start Material shown

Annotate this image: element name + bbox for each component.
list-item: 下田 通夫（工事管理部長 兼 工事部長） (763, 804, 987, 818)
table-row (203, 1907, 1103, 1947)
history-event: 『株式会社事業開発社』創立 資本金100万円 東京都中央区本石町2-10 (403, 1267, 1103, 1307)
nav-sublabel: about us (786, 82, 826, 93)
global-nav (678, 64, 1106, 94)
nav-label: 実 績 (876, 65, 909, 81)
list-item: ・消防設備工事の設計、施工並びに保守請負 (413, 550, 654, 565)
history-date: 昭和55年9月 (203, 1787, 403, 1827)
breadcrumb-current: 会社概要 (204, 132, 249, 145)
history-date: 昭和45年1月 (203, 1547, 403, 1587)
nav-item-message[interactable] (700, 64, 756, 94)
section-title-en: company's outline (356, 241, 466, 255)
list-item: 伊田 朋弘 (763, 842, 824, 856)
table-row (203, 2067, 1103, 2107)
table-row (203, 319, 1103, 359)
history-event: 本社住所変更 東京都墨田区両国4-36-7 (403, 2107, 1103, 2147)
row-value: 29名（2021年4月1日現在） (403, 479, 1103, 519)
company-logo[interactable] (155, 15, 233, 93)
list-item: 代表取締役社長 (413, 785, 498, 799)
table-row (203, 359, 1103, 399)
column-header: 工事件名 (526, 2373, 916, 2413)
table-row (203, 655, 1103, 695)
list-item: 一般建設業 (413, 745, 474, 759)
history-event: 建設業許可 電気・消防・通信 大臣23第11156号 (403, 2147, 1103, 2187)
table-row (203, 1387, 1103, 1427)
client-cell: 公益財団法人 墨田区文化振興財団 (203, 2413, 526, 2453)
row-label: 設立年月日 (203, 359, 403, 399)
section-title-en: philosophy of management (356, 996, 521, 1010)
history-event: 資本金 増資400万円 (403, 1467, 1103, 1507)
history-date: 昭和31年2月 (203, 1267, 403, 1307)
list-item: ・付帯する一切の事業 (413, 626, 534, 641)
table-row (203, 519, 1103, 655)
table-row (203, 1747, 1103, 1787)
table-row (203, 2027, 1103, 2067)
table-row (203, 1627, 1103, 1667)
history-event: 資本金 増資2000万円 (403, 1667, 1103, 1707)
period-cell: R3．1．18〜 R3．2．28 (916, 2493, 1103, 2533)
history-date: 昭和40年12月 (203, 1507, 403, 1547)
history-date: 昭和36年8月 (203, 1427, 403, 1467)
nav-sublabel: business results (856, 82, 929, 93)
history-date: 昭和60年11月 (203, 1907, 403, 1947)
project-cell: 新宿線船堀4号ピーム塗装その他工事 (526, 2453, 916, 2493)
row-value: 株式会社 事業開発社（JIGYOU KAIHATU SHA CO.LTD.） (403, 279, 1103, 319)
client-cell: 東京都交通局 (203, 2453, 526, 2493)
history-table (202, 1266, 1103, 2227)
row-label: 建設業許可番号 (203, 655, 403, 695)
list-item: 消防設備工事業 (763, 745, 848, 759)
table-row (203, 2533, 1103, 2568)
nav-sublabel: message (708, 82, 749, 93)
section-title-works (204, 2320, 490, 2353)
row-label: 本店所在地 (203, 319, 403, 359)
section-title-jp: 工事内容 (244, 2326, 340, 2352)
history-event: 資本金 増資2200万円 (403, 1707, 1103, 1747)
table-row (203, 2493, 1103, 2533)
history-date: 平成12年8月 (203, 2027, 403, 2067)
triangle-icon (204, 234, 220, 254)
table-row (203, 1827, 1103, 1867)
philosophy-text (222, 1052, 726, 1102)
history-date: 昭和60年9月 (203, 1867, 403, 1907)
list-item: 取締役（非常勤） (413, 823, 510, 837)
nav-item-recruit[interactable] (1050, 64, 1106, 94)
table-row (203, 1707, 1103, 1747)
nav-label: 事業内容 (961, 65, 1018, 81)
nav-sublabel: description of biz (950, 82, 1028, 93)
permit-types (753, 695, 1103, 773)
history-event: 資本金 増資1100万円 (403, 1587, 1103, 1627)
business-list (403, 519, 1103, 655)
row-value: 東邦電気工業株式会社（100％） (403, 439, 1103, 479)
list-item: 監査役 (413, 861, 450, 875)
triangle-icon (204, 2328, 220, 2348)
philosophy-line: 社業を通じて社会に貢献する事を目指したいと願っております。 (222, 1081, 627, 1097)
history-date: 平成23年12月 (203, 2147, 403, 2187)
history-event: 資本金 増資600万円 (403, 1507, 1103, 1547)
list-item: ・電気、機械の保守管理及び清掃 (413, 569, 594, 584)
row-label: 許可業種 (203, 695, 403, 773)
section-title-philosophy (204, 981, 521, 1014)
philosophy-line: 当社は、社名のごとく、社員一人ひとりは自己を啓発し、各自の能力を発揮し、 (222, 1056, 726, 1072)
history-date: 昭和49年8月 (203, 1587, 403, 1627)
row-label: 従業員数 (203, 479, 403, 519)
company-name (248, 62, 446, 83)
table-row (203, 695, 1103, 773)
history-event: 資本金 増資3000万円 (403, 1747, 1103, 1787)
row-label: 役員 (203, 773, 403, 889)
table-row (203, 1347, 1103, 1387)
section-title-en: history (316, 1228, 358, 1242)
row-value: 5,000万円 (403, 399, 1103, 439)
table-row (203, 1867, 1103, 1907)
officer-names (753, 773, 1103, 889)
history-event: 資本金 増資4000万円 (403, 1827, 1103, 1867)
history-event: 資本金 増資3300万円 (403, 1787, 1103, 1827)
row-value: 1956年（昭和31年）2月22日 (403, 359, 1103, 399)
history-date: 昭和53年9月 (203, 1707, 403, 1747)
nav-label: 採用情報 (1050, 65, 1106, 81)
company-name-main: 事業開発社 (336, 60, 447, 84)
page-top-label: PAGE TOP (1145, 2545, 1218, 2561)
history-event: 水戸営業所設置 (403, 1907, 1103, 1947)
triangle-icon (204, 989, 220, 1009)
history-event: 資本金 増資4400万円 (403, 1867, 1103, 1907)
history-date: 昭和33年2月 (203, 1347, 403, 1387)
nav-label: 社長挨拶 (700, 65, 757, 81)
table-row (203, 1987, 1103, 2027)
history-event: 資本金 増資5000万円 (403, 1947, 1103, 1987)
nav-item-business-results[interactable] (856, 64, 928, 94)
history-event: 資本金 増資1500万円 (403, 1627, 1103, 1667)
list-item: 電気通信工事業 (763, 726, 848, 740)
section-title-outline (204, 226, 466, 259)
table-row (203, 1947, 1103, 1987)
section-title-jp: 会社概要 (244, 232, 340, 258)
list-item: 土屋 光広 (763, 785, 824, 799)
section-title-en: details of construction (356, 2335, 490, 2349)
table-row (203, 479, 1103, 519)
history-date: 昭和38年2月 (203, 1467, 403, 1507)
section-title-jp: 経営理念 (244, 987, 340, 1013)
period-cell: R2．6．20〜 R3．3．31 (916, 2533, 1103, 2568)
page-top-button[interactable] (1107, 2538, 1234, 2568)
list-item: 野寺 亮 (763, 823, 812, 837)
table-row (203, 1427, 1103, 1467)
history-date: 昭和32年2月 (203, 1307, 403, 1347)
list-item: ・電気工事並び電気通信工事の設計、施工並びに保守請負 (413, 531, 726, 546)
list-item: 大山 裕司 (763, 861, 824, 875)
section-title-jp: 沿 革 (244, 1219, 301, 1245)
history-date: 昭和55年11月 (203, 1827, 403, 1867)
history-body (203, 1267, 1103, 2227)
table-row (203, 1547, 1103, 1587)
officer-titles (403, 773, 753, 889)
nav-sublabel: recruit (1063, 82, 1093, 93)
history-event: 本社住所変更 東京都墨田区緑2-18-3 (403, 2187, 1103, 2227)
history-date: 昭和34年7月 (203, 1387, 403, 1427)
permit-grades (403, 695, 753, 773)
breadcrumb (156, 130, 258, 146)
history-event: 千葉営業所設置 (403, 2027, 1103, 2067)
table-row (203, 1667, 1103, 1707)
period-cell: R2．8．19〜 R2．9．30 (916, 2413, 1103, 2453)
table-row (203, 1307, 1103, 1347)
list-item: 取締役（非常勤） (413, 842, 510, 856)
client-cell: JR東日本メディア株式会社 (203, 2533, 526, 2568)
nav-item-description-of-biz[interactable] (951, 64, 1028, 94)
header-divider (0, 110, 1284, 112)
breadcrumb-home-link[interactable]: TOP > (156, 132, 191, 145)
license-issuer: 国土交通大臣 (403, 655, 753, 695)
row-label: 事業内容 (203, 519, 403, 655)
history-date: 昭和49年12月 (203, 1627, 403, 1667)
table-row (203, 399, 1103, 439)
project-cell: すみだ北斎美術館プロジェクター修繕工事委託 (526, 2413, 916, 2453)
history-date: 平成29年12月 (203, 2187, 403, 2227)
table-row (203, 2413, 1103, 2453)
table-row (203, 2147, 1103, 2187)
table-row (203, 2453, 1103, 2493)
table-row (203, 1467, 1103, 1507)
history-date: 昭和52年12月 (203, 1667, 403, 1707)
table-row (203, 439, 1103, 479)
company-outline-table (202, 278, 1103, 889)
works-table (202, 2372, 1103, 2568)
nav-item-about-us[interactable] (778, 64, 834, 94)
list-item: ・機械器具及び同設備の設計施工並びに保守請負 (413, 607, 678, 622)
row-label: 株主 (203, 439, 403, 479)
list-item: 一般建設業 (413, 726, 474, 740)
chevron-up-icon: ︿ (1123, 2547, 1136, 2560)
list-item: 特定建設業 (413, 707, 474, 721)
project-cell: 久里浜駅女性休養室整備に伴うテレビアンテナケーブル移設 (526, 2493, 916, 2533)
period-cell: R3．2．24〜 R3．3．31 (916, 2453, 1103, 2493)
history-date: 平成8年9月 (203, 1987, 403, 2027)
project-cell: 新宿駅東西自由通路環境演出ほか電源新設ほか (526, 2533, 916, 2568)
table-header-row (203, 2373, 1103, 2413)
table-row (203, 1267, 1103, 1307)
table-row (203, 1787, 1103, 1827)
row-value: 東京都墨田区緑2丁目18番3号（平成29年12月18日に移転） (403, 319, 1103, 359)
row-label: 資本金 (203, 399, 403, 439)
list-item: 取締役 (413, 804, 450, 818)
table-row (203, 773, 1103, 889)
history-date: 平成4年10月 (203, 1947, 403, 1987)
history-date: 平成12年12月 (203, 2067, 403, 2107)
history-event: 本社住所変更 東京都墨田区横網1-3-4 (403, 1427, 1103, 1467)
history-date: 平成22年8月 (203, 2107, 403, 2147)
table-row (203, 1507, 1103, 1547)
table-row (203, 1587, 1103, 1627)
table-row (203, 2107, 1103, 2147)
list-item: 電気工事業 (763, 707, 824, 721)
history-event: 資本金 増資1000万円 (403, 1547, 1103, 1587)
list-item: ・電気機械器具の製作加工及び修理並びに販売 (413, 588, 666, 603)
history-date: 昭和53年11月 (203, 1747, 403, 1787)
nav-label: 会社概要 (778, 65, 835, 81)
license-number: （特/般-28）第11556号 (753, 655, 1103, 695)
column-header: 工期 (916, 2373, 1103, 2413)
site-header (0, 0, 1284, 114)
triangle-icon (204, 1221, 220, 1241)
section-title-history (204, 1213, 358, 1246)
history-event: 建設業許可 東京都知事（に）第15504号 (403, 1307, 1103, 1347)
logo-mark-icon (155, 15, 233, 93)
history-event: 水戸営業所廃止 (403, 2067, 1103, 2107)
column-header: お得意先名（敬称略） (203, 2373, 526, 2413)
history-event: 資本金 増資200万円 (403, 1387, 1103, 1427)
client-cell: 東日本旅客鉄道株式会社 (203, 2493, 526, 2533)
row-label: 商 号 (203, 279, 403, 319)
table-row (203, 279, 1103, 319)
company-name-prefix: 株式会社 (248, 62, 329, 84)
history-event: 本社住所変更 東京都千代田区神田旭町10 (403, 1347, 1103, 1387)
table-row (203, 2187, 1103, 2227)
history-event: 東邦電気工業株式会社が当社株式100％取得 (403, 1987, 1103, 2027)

end Material shown

■ Work required ■
Copy the records above word for word, from their first line through the line containing "table-row (203, 319, 1103, 359)", including both of those lines.

■ Response ■
Annotate this image: element name + bbox for each component.
list-item: 下田 通夫（工事管理部長 兼 工事部長） (763, 804, 987, 818)
table-row (203, 1907, 1103, 1947)
history-event: 『株式会社事業開発社』創立 資本金100万円 東京都中央区本石町2-10 (403, 1267, 1103, 1307)
nav-sublabel: about us (786, 82, 826, 93)
global-nav (678, 64, 1106, 94)
nav-label: 実 績 (876, 65, 909, 81)
list-item: ・消防設備工事の設計、施工並びに保守請負 (413, 550, 654, 565)
history-date: 昭和55年9月 (203, 1787, 403, 1827)
breadcrumb-current: 会社概要 (204, 132, 249, 145)
history-date: 昭和45年1月 (203, 1547, 403, 1587)
nav-item-message[interactable] (700, 64, 756, 94)
section-title-en: company's outline (356, 241, 466, 255)
list-item: 伊田 朋弘 (763, 842, 824, 856)
table-row (203, 2067, 1103, 2107)
table-row (203, 319, 1103, 359)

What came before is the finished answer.